**WORK TO COMPLETE:** Report every line in the listing that contains the string "shortcut".

□ □ □ □ □ □ □

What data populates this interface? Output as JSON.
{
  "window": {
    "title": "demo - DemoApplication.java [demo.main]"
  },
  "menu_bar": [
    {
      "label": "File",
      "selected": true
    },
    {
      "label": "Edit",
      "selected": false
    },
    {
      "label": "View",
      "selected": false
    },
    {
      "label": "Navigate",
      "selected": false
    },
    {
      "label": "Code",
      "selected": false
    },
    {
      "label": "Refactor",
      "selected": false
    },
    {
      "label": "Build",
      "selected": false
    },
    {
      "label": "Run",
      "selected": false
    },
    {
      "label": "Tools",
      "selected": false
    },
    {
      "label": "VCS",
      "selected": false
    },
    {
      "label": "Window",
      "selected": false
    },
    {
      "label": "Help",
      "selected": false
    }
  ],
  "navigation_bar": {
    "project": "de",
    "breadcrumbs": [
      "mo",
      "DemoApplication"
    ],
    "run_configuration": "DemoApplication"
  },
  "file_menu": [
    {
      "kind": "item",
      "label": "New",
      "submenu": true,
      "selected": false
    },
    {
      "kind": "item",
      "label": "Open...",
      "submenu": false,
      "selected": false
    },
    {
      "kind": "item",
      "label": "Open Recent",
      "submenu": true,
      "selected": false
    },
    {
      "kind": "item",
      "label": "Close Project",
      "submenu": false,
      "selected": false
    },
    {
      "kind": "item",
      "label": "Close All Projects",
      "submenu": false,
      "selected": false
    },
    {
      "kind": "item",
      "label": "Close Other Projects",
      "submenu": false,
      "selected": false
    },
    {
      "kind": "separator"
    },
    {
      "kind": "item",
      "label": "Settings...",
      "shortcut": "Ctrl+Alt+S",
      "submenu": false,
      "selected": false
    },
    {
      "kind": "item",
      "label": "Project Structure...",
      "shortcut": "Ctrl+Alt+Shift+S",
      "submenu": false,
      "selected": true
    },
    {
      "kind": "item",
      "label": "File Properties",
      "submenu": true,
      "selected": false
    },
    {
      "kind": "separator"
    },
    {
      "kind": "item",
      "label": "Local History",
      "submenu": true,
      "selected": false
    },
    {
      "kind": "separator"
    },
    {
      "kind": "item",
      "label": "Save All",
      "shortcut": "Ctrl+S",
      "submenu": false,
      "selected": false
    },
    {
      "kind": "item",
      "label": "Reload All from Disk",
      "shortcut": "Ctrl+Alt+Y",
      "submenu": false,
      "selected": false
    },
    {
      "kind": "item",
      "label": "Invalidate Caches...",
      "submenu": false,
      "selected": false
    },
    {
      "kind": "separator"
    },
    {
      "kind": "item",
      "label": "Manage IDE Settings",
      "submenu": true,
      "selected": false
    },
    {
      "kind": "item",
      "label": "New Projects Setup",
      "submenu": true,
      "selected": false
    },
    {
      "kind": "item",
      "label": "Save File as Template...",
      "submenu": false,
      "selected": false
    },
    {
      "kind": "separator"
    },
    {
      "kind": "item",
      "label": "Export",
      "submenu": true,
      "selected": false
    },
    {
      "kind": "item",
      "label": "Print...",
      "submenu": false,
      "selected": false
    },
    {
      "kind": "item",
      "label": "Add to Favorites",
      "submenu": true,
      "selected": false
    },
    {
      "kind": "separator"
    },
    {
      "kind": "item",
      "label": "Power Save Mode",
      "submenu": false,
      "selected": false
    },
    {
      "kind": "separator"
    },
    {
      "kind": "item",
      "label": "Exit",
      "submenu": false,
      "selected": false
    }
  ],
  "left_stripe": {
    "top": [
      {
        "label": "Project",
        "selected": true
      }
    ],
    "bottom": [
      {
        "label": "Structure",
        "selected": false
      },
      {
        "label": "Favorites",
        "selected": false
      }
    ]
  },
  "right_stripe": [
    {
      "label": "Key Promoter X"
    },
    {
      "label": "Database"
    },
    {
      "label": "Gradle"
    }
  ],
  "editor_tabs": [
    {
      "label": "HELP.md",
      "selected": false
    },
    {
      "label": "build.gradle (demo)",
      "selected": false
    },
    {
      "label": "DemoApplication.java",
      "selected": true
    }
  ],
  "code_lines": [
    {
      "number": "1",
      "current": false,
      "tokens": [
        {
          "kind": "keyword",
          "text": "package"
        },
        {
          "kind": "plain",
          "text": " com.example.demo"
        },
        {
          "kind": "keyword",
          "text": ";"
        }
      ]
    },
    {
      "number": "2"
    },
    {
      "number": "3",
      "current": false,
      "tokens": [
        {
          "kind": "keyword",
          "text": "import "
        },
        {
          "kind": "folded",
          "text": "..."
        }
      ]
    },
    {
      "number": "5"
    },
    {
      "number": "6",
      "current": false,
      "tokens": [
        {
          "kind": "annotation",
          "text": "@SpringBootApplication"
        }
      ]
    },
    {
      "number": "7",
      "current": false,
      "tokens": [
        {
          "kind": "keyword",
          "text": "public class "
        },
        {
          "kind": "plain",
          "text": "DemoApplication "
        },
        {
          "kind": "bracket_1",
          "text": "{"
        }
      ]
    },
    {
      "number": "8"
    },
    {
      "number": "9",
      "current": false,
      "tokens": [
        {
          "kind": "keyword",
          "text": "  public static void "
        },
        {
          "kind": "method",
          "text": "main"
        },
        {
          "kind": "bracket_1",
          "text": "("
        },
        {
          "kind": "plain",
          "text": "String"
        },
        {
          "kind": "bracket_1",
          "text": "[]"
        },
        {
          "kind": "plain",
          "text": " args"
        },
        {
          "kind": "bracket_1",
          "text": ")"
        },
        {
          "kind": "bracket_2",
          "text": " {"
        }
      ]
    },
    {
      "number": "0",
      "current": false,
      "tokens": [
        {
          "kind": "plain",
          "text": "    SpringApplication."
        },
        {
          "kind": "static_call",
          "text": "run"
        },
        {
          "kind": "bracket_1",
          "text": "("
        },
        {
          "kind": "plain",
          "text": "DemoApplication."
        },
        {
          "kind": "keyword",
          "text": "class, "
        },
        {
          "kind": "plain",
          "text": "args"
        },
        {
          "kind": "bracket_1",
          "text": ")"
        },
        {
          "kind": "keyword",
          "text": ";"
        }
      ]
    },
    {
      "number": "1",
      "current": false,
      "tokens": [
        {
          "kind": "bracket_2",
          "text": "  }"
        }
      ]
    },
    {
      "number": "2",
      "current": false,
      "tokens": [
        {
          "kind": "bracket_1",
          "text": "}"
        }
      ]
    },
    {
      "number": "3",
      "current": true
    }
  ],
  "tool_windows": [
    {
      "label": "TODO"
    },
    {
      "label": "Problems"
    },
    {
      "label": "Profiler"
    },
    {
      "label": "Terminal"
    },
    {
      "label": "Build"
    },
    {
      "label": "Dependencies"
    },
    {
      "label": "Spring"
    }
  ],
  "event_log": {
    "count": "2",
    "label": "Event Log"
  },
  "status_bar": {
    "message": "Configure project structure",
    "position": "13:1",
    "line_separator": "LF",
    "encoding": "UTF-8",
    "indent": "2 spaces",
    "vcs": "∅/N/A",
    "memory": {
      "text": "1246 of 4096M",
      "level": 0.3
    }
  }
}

□ □ □ □ □ □ □

**RESPONSE:**
      "shortcut": "Ctrl+Alt+S",
      "shortcut": "Ctrl+Alt+Shift+S",
      "shortcut": "Ctrl+S",
      "shortcut": "Ctrl+Alt+Y",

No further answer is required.